State the number of lines that contain the word "circle", and add nothing else.
┏━━
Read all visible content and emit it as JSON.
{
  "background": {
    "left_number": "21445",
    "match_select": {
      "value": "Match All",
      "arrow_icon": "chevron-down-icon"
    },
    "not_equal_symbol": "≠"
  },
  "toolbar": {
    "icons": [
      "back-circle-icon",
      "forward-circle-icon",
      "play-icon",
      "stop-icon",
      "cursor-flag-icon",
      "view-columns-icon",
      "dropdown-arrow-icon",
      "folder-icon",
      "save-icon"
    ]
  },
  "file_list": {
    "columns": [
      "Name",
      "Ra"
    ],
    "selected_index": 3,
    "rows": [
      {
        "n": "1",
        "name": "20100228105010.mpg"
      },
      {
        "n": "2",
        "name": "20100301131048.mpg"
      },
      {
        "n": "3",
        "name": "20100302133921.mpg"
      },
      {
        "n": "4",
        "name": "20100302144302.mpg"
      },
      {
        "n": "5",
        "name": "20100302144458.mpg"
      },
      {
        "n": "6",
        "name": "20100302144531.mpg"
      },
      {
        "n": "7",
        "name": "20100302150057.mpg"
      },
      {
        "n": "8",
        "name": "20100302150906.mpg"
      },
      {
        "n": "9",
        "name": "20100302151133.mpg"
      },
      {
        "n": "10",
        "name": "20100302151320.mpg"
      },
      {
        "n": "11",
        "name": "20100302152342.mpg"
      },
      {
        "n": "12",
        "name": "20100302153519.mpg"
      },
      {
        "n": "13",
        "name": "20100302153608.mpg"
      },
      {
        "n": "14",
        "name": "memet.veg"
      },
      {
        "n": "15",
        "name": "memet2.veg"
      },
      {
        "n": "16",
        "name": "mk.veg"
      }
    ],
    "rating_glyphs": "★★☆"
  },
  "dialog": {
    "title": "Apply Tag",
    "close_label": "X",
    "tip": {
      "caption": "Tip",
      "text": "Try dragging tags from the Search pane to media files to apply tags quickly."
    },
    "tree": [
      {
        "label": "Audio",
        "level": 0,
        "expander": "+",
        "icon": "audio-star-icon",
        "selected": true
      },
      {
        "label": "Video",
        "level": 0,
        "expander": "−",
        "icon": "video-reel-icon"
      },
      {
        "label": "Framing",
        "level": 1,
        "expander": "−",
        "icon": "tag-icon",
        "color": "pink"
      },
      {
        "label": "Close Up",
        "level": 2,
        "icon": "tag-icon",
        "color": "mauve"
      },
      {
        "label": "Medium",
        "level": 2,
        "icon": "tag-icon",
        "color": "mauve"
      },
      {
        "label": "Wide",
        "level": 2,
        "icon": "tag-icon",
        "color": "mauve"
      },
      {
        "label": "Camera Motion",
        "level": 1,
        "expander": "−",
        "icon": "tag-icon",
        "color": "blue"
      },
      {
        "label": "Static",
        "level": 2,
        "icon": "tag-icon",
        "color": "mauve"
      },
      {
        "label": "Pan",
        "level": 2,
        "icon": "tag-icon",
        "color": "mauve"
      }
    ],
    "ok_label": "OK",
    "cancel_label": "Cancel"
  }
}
┗━━
• **Answer for this exercise**: 2